#### [WORK REQUIRED]
Using the records provided below, locate and copy each line that contains the word "localhost".

## Begin EXCERPTED RECORDS

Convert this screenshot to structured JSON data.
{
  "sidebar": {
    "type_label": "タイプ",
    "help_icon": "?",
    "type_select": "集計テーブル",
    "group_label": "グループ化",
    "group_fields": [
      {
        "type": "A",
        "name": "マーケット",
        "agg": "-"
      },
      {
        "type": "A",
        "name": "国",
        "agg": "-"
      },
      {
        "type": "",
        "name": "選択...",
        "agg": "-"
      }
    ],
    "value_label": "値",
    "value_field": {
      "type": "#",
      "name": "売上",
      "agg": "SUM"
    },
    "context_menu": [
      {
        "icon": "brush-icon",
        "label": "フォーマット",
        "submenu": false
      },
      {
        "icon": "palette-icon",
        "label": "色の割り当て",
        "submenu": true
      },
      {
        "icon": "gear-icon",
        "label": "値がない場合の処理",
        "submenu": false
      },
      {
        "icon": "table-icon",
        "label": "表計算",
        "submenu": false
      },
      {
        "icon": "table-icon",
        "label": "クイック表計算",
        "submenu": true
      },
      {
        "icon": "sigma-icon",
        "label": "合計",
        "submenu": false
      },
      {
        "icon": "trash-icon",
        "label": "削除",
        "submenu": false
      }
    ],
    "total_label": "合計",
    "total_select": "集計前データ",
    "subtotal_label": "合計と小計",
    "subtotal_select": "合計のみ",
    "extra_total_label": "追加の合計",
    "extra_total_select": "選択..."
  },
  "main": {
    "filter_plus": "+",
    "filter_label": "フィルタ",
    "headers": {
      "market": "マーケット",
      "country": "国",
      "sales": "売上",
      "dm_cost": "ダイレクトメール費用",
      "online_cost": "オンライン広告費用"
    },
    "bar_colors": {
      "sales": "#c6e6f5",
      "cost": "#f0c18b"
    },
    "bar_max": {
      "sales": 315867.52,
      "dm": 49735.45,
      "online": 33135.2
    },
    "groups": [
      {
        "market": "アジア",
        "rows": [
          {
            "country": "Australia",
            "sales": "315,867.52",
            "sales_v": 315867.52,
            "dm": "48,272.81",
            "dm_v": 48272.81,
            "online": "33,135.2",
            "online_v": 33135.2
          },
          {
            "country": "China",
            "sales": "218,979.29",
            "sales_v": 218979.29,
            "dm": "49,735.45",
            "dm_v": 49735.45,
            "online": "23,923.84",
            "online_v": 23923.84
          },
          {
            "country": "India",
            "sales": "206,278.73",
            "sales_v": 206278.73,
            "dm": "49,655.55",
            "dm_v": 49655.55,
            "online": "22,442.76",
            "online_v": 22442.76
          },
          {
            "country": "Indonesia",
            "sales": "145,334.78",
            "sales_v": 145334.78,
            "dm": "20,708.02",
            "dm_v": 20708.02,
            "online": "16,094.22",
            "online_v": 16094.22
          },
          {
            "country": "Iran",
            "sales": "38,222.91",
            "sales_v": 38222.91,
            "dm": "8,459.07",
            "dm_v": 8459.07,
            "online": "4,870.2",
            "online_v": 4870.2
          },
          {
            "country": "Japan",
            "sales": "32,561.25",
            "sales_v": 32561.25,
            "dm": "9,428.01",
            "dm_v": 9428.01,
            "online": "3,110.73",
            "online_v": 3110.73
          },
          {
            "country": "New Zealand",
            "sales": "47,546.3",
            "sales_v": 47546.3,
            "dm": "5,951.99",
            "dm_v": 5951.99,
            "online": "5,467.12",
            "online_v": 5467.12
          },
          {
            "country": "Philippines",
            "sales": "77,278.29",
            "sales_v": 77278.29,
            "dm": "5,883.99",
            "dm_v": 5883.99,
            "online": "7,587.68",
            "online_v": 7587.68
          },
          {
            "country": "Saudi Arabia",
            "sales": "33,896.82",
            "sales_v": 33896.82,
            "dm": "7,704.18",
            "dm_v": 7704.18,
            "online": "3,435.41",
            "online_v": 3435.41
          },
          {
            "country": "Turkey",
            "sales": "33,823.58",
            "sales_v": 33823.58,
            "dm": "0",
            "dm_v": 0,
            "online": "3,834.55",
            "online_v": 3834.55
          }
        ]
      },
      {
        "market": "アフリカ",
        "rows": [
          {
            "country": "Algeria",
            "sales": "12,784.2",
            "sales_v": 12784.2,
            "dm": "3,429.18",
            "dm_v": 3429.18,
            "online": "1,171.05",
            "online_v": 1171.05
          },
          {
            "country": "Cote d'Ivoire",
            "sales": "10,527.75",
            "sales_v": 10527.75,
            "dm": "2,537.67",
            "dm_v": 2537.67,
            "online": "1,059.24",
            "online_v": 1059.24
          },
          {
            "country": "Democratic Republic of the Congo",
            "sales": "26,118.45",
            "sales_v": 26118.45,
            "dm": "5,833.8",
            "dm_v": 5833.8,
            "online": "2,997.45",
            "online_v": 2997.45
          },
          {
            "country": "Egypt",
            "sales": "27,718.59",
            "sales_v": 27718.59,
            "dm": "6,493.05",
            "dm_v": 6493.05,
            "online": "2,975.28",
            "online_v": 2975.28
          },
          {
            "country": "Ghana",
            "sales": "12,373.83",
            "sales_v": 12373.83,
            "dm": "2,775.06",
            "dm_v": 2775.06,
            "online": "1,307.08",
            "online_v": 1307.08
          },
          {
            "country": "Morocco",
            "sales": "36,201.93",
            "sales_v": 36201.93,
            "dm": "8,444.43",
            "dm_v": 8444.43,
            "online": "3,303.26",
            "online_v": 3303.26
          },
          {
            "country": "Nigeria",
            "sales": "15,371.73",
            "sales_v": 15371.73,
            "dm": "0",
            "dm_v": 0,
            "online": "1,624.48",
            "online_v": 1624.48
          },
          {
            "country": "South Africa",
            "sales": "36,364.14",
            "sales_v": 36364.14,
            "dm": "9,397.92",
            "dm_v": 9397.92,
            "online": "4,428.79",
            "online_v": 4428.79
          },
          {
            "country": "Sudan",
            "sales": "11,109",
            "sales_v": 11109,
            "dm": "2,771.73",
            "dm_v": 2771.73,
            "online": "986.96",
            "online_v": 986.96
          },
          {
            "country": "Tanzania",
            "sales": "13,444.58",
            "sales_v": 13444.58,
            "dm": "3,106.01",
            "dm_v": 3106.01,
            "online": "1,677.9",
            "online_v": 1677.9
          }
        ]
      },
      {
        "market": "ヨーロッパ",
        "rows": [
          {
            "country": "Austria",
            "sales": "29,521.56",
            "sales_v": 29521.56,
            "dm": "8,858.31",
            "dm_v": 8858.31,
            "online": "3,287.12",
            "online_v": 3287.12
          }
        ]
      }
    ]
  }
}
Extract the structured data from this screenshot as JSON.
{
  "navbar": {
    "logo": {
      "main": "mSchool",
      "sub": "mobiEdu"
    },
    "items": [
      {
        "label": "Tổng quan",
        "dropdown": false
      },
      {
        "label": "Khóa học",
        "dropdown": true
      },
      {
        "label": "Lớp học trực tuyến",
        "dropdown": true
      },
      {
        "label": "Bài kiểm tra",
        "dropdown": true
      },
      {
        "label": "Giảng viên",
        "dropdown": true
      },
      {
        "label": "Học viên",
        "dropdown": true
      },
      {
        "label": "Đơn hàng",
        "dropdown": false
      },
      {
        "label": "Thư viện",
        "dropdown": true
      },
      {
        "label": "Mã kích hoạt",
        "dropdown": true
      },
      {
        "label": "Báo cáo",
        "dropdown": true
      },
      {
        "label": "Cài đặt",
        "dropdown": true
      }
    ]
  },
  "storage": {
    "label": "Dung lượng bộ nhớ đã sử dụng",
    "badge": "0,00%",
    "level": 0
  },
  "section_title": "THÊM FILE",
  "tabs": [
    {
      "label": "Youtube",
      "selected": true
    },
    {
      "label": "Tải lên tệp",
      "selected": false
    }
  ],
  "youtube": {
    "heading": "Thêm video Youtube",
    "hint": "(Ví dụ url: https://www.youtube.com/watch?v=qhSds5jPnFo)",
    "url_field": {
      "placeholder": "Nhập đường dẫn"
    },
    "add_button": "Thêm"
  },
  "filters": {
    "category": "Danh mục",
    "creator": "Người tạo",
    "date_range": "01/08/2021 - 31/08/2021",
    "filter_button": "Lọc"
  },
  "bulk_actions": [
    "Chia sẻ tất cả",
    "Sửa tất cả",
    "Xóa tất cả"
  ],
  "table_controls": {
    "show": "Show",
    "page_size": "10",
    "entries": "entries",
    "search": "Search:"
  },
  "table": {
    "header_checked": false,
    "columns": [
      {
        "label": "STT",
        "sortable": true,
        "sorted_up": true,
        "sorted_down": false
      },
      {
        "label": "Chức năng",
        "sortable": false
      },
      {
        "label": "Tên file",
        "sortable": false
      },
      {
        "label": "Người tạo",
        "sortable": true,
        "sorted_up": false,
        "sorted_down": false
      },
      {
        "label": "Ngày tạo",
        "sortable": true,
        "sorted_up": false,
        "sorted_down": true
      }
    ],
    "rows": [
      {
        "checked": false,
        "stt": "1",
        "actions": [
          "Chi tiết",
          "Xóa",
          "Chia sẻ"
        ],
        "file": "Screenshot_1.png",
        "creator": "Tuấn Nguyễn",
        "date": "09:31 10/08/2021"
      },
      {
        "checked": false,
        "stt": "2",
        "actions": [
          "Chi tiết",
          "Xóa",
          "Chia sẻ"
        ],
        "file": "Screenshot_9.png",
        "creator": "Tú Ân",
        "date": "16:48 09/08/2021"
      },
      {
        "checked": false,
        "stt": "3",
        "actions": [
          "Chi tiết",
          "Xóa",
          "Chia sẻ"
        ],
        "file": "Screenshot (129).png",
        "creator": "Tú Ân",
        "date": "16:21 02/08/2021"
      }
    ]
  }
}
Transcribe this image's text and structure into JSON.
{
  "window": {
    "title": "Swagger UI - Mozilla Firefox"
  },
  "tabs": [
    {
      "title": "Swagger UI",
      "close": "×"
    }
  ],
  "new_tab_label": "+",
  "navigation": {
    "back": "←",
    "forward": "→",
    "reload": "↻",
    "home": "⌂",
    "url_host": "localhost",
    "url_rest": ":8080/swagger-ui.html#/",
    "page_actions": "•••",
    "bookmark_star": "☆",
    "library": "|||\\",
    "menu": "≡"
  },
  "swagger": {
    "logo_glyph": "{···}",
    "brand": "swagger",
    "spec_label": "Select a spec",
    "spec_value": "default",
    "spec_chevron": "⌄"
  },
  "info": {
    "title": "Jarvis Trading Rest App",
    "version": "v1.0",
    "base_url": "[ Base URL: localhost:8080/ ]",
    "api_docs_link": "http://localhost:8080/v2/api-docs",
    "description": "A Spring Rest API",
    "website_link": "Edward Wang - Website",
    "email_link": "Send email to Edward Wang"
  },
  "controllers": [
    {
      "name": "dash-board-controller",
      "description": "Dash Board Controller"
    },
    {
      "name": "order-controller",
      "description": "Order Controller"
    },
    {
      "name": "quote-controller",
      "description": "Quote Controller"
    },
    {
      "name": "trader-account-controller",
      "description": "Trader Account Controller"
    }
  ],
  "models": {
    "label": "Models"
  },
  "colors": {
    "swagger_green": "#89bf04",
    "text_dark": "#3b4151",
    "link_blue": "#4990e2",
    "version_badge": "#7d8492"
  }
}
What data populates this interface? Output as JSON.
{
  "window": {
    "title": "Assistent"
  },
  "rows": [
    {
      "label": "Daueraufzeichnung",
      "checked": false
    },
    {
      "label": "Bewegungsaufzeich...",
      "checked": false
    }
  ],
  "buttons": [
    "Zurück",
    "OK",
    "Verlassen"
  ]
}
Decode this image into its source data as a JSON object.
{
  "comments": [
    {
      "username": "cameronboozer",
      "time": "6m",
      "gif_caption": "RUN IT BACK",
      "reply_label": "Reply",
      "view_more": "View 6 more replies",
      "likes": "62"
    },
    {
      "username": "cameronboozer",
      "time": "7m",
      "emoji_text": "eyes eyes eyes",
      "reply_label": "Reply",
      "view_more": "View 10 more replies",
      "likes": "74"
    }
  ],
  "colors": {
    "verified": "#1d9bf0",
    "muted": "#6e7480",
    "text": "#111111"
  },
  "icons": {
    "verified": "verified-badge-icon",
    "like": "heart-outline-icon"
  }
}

## End EXCERPTED RECORDS

#### [SOLVED PROBLEM]
    "url_host": "localhost",
    "base_url": "[ Base URL: localhost:8080/ ]",
    "api_docs_link": "http://localhost:8080/v2/api-docs",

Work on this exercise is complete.